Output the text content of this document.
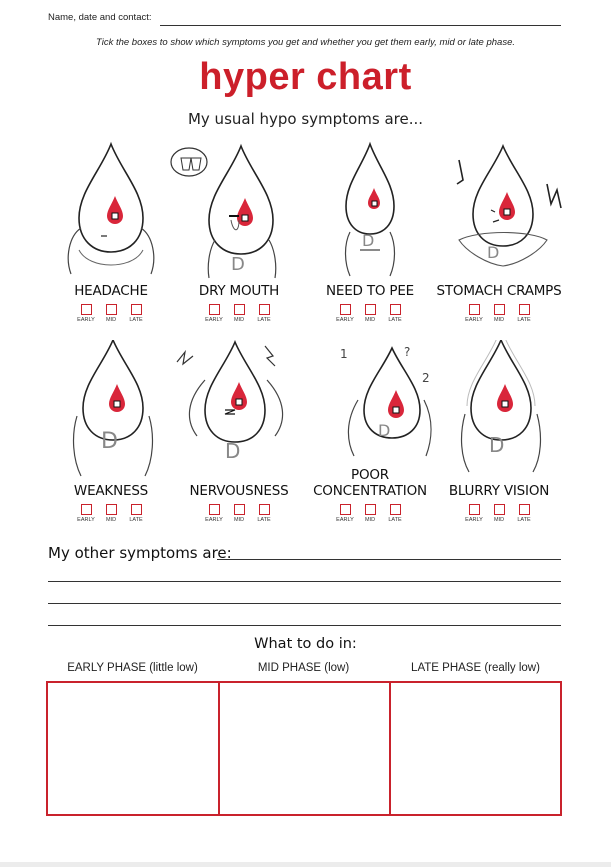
Name, date and contact:
Tick the boxes to show which symptoms you get and whether you get them early, mid or late phase.
hyper chart
My usual hypo symptoms are...
HEADACHE
EARLY	MID	LATE
D
DRY MOUTH
EARLY	MID	LATE
D
NEED TO PEE
EARLY	MID	LATE
D
STOMACH CRAMPS
EARLY	MID	LATE
D
WEAKNESS
EARLY	MID	LATE
D
NERVOUSNESS
EARLY	MID	LATE
1	?
2
D
POOR
CONCENTRATION
EARLY	MID	LATE
D
BLURRY VISION
EARLY	MID	LATE
My other symptoms are:
What to do in:
EARLY PHASE (little low)	MID PHASE (low)	LATE PHASE (really low)
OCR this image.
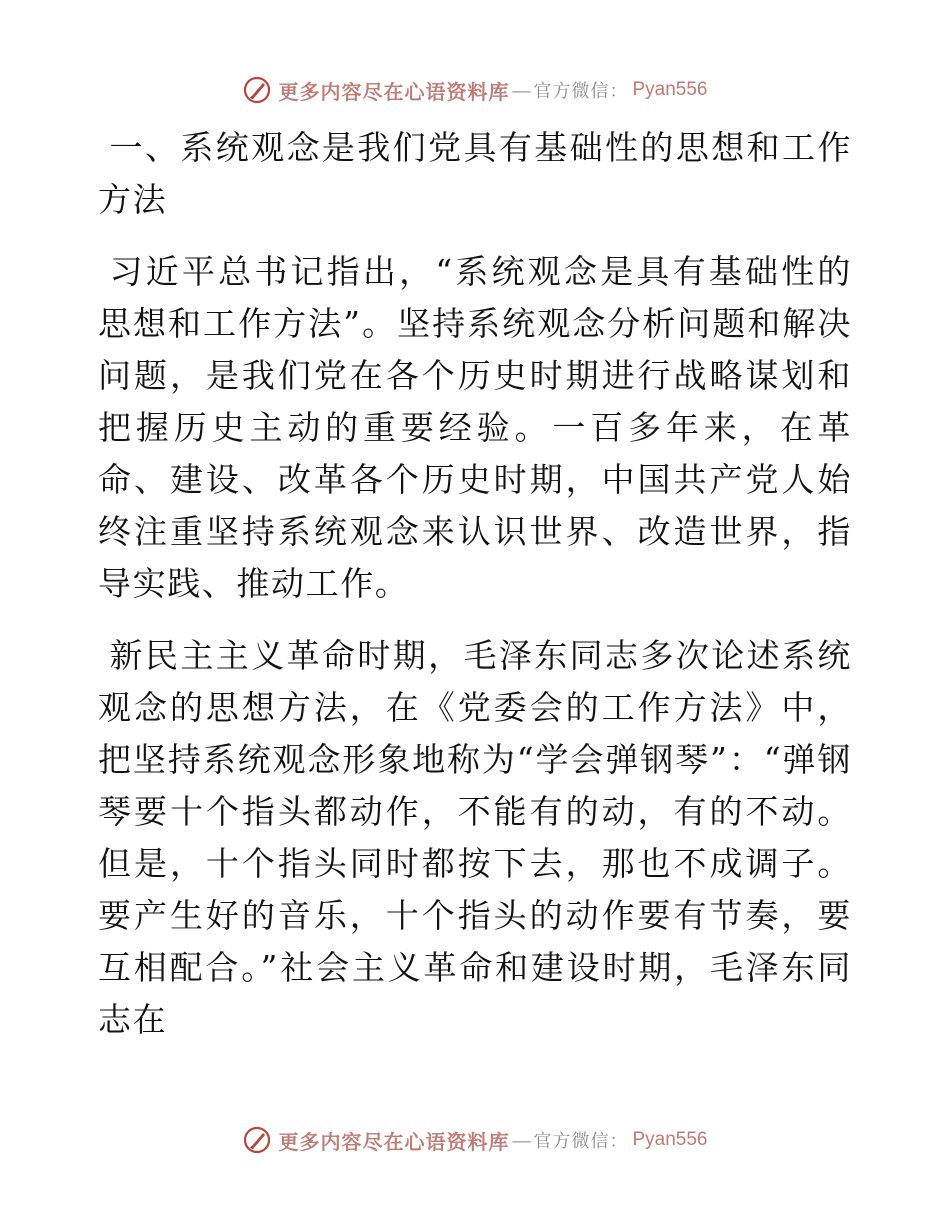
更多内容尽在心语资料库 — 官方微信： Pyan556

一、系统观念是我们党具有基础性的思想和工作方法

习近平总书记指出，“系统观念是具有基础性的思想和工作方法”。坚持系统观念分析问题和解决问题，是我们党在各个历史时期进行战略谋划和把握历史主动的重要经验。一百多年来，在革命、建设、改革各个历史时期，中国共产党人始终注重坚持系统观念来认识世界、改造世界，指导实践、推动工作。

新民主主义革命时期，毛泽东同志多次论述系统观念的思想方法，在《党委会的工作方法》中，把坚持系统观念形象地称为“学会弹钢琴”：“弹钢琴要十个指头都动作，不能有的动，有的不动。但是，十个指头同时都按下去，那也不成调子。要产生好的音乐，十个指头的动作要有节奏，要互相配合。”社会主义革命和建设时期，毛泽东同志在

更多内容尽在心语资料库 — 官方微信： Pyan556
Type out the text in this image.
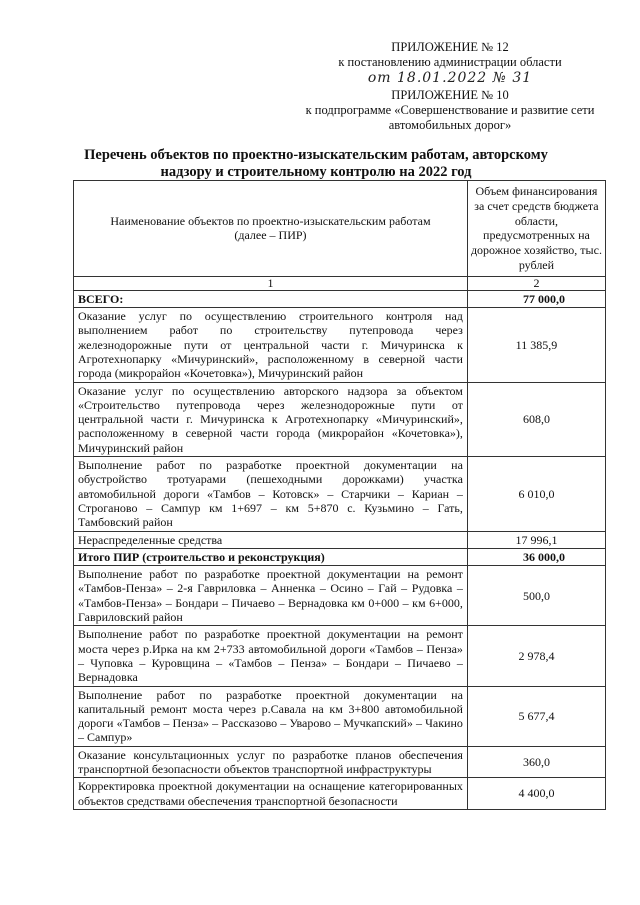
ПРИЛОЖЕНИЕ № 12
к постановлению администрации области
от 18.01.2022 № 31
ПРИЛОЖЕНИЕ № 10
к подпрограмме «Совершенствование и развитие сети автомобильных дорог»
Перечень объектов по проектно-изыскательским работам, авторскому надзору и строительному контролю на 2022 год
Наименование объектов по проектно-изыскательским работам (далее – ПИР)	Объем финансирования за счет средств бюджета области, предусмотренных на дорожное хозяйство, тыс. рублей
1	2
ВСЕГО:	77 000,0
Оказание услуг по осуществлению строительного контроля над выполнением работ по строительству путепровода через железнодорожные пути от центральной части г. Мичуринска к Агротехнопарку «Мичуринский», расположенному в северной части города (микрорайон «Кочетовка»), Мичуринский район	11 385,9
Оказание услуг по осуществлению авторского надзора за объектом «Строительство путепровода через железнодорожные пути от центральной части г. Мичуринска к Агротехнопарку «Мичуринский», расположенному в северной части города (микрорайон «Кочетовка»), Мичуринский район	608,0
Выполнение работ по разработке проектной документации на обустройство тротуарами (пешеходными дорожками) участка автомобильной дороги «Тамбов – Котовск» – Старчики – Кариан – Строганово – Сампур км 1+697 – км 5+870 с. Кузьмино – Гать, Тамбовский район	6 010,0
Нераспределенные средства	17 996,1
Итого ПИР (строительство и реконструкция)	36 000,0
Выполнение работ по разработке проектной документации на ремонт «Тамбов-Пенза» – 2-я Гавриловка – Анненка – Осино – Гай – Рудовка – «Тамбов-Пенза» – Бондари – Пичаево – Вернадовка км 0+000 – км 6+000, Гавриловский район	500,0
Выполнение работ по разработке проектной документации на ремонт моста через р.Ирка на км 2+733 автомобильной дороги «Тамбов – Пенза» – Чуповка – Куровщина – «Тамбов – Пенза» – Бондари – Пичаево – Вернадовка	2 978,4
Выполнение работ по разработке проектной документации на капитальный ремонт моста через р.Савала на км 3+800 автомобильной дороги «Тамбов – Пенза» – Рассказово – Уварово – Мучкапский» – Чакино – Сампур»	5 677,4
Оказание консультационных услуг по разработке планов обеспечения транспортной безопасности объектов транспортной инфраструктуры	360,0
Корректировка проектной документации на оснащение категорированных объектов средствами обеспечения транспортной безопасности	4 400,0
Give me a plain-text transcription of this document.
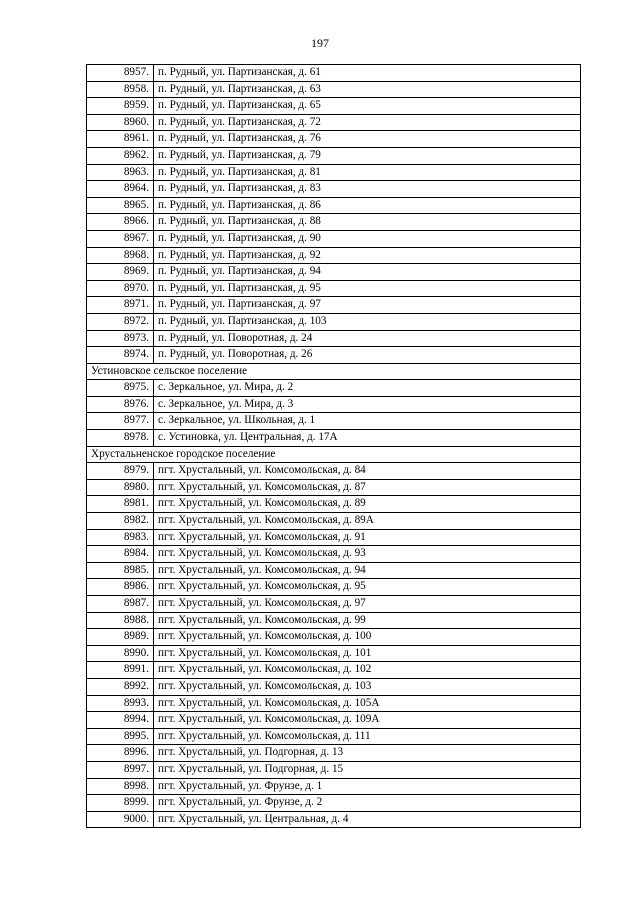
197
8957.	п. Рудный, ул. Партизанская, д. 61
8958.	п. Рудный, ул. Партизанская, д. 63
8959.	п. Рудный, ул. Партизанская, д. 65
8960.	п. Рудный, ул. Партизанская, д. 72
8961.	п. Рудный, ул. Партизанская, д. 76
8962.	п. Рудный, ул. Партизанская, д. 79
8963.	п. Рудный, ул. Партизанская, д. 81
8964.	п. Рудный, ул. Партизанская, д. 83
8965.	п. Рудный, ул. Партизанская, д. 86
8966.	п. Рудный, ул. Партизанская, д. 88
8967.	п. Рудный, ул. Партизанская, д. 90
8968.	п. Рудный, ул. Партизанская, д. 92
8969.	п. Рудный, ул. Партизанская, д. 94
8970.	п. Рудный, ул. Партизанская, д. 95
8971.	п. Рудный, ул. Партизанская, д. 97
8972.	п. Рудный, ул. Партизанская, д. 103
8973.	п. Рудный, ул. Поворотная, д. 24
8974.	п. Рудный, ул. Поворотная, д. 26
Устиновское сельское поселение	
8975.	с. Зеркальное, ул. Мира, д. 2
8976.	с. Зеркальное, ул. Мира, д. 3
8977.	с. Зеркальное, ул. Школьная, д. 1
8978.	с. Устиновка, ул. Центральная, д. 17А
Хрустальненское городское поселение	
8979.	пгт. Хрустальный, ул. Комсомольская, д. 84
8980.	пгт. Хрустальный, ул. Комсомольская, д. 87
8981.	пгт. Хрустальный, ул. Комсомольская, д. 89
8982.	пгт. Хрустальный, ул. Комсомольская, д. 89А
8983.	пгт. Хрустальный, ул. Комсомольская, д. 91
8984.	пгт. Хрустальный, ул. Комсомольская, д. 93
8985.	пгт. Хрустальный, ул. Комсомольская, д. 94
8986.	пгт. Хрустальный, ул. Комсомольская, д. 95
8987.	пгт. Хрустальный, ул. Комсомольская, д. 97
8988.	пгт. Хрустальный, ул. Комсомольская, д. 99
8989.	пгт. Хрустальный, ул. Комсомольская, д. 100
8990.	пгт. Хрустальный, ул. Комсомольская, д. 101
8991.	пгт. Хрустальный, ул. Комсомольская, д. 102
8992.	пгт. Хрустальный, ул. Комсомольская, д. 103
8993.	пгт. Хрустальный, ул. Комсомольская, д. 105А
8994.	пгт. Хрустальный, ул. Комсомольская, д. 109А
8995.	пгт. Хрустальный, ул. Комсомольская, д. 111
8996.	пгт. Хрустальный, ул. Подгорная, д. 13
8997.	пгт. Хрустальный, ул. Подгорная, д. 15
8998.	пгт. Хрустальный, ул. Фрунзе, д. 1
8999.	пгт. Хрустальный, ул. Фрунзе, д. 2
9000.	пгт. Хрустальный, ул. Центральная, д. 4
......
▶ [Stated task]
Scan the material above. Copy each line that holds the word "обеспечения".

▶ [Correct output]
Оказание консультационных услуг по разработке планов обеспечения транспортной безопасности объектов транспортной инфраструктуры	360,0
Корректировка проектной документации на оснащение категорированных объектов средствами обеспечения транспортной безопасности	4 400,0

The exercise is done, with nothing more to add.